Information supplied =>
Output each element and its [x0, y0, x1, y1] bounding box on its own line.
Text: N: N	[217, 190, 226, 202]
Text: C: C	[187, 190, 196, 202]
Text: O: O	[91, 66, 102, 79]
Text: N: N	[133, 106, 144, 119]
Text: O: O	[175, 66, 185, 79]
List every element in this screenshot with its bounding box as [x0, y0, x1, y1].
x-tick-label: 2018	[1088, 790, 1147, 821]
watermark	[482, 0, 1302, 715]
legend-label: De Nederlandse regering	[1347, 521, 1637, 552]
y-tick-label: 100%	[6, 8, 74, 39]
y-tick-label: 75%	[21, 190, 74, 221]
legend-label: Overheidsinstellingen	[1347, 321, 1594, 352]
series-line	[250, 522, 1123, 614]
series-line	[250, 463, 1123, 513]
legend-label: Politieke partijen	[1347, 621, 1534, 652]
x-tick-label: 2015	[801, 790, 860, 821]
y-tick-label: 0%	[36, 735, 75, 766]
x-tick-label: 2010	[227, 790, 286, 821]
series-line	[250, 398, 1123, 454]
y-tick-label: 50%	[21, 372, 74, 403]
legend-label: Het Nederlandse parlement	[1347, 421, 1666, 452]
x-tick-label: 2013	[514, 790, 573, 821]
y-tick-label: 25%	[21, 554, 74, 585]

Work to complete => Write out all the items again, swapping "bounding box" for "enclosing box" and leaving everything else unchanged.

Task output =>
Output each element and its [x0, y0, x1, y1] enclosing box on its own line.
Text: N: N	[217, 190, 226, 202]
Text: C: C	[187, 190, 196, 202]
Text: O: O	[91, 66, 102, 79]
Text: N: N	[133, 106, 144, 119]
Text: O: O	[175, 66, 185, 79]
List every element in this screenshot with its enclosing box as [x0, y0, x1, y1].
x-tick-label: 2018	[1088, 790, 1147, 821]
watermark	[482, 0, 1302, 715]
legend-label: De Nederlandse regering	[1347, 521, 1637, 552]
y-tick-label: 100%	[6, 8, 74, 39]
y-tick-label: 75%	[21, 190, 74, 221]
legend-label: Overheidsinstellingen	[1347, 321, 1594, 352]
series-line	[250, 522, 1123, 614]
series-line	[250, 463, 1123, 513]
legend-label: Politieke partijen	[1347, 621, 1534, 652]
x-tick-label: 2015	[801, 790, 860, 821]
y-tick-label: 0%	[36, 735, 75, 766]
x-tick-label: 2010	[227, 790, 286, 821]
series-line	[250, 398, 1123, 454]
y-tick-label: 50%	[21, 372, 74, 403]
legend-label: Het Nederlandse parlement	[1347, 421, 1666, 452]
x-tick-label: 2013	[514, 790, 573, 821]
y-tick-label: 25%	[21, 554, 74, 585]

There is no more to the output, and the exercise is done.